(Excerpts from a figure dataset)
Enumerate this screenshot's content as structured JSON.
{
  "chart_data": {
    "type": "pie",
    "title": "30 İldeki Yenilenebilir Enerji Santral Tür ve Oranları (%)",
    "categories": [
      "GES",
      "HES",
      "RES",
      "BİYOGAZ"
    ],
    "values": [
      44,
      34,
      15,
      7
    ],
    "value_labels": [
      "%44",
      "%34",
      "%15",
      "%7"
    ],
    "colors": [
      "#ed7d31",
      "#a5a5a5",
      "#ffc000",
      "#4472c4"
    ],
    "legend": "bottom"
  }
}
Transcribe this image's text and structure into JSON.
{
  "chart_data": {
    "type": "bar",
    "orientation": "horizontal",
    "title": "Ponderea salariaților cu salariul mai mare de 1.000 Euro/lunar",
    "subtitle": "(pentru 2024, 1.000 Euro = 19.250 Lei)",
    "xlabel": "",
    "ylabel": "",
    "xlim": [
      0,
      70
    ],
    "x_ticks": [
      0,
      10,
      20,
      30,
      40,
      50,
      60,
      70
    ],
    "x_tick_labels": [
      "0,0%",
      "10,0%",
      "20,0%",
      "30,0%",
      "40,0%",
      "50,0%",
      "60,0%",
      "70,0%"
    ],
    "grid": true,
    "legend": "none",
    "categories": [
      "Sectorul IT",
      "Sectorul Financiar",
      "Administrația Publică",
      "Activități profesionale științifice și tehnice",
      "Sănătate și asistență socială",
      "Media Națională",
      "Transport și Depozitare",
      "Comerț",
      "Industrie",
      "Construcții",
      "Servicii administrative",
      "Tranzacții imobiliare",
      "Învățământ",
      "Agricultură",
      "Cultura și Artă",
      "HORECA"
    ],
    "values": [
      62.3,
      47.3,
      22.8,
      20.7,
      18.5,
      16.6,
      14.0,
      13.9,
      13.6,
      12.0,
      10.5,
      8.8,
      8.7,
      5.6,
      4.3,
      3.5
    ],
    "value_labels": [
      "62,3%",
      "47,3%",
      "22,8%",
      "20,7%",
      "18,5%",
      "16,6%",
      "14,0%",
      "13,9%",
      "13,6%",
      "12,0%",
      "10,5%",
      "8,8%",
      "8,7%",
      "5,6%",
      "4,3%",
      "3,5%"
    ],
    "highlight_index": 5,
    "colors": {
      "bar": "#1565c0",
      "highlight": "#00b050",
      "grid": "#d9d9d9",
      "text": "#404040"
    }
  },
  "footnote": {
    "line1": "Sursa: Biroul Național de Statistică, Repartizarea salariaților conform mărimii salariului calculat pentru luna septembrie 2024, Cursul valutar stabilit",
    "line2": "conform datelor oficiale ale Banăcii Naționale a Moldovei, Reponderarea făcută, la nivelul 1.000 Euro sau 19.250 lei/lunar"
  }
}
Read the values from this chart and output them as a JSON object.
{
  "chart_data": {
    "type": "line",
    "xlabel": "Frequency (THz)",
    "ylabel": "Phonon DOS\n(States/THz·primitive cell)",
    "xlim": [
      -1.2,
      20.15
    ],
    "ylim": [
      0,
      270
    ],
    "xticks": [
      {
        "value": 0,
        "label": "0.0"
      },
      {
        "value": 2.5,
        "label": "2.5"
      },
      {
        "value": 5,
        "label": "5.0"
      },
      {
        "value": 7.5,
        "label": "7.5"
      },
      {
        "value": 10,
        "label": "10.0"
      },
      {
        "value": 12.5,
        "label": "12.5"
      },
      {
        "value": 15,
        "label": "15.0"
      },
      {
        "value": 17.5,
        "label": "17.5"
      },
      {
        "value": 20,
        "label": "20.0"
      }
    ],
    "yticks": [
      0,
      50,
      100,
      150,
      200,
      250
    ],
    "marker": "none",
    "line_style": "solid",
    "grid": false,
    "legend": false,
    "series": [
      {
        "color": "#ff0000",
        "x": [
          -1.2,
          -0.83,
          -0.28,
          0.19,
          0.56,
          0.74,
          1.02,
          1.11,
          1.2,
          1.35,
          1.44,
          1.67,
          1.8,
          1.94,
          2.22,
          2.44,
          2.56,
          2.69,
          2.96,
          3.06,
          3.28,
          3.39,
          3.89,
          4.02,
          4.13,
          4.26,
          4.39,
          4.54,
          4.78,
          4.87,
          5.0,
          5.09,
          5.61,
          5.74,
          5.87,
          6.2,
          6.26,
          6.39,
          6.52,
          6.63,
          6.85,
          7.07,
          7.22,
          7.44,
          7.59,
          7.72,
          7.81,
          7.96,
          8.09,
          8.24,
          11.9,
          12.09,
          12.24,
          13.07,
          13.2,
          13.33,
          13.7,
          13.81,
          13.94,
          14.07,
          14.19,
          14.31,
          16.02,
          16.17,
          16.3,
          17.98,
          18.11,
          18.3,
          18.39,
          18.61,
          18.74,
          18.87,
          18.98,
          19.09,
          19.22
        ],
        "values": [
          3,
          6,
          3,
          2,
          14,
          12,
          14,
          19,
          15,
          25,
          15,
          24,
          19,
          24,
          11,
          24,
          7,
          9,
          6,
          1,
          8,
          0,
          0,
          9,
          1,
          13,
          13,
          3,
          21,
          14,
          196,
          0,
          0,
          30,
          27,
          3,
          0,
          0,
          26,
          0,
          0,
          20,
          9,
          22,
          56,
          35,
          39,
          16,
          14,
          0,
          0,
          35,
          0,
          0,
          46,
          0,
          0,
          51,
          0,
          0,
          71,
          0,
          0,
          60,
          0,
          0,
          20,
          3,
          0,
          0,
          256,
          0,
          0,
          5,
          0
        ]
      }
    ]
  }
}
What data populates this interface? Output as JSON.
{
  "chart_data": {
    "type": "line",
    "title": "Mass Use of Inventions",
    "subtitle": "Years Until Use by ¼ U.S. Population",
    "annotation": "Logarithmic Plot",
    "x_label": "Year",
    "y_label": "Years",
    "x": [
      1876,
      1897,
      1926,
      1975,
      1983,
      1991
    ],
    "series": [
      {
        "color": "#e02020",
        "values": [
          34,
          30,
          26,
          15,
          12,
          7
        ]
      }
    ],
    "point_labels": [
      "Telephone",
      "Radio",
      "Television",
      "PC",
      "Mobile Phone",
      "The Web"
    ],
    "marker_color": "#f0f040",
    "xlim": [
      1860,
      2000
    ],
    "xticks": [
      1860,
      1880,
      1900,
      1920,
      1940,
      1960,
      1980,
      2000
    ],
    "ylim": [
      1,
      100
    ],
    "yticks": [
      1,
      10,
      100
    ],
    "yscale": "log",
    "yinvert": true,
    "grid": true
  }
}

Objective:
Return every line in the listing that contains the word "pentru".

Expected answer:
    "subtitle": "(pentru 2024, 1.000 Euro = 19.250 Lei)",
    "line1": "Sursa: Biroul Național de Statistică, Repartizarea salariaților conform mărimii salariului calculat pentru luna septembrie 2024, Cursul valutar stabilit",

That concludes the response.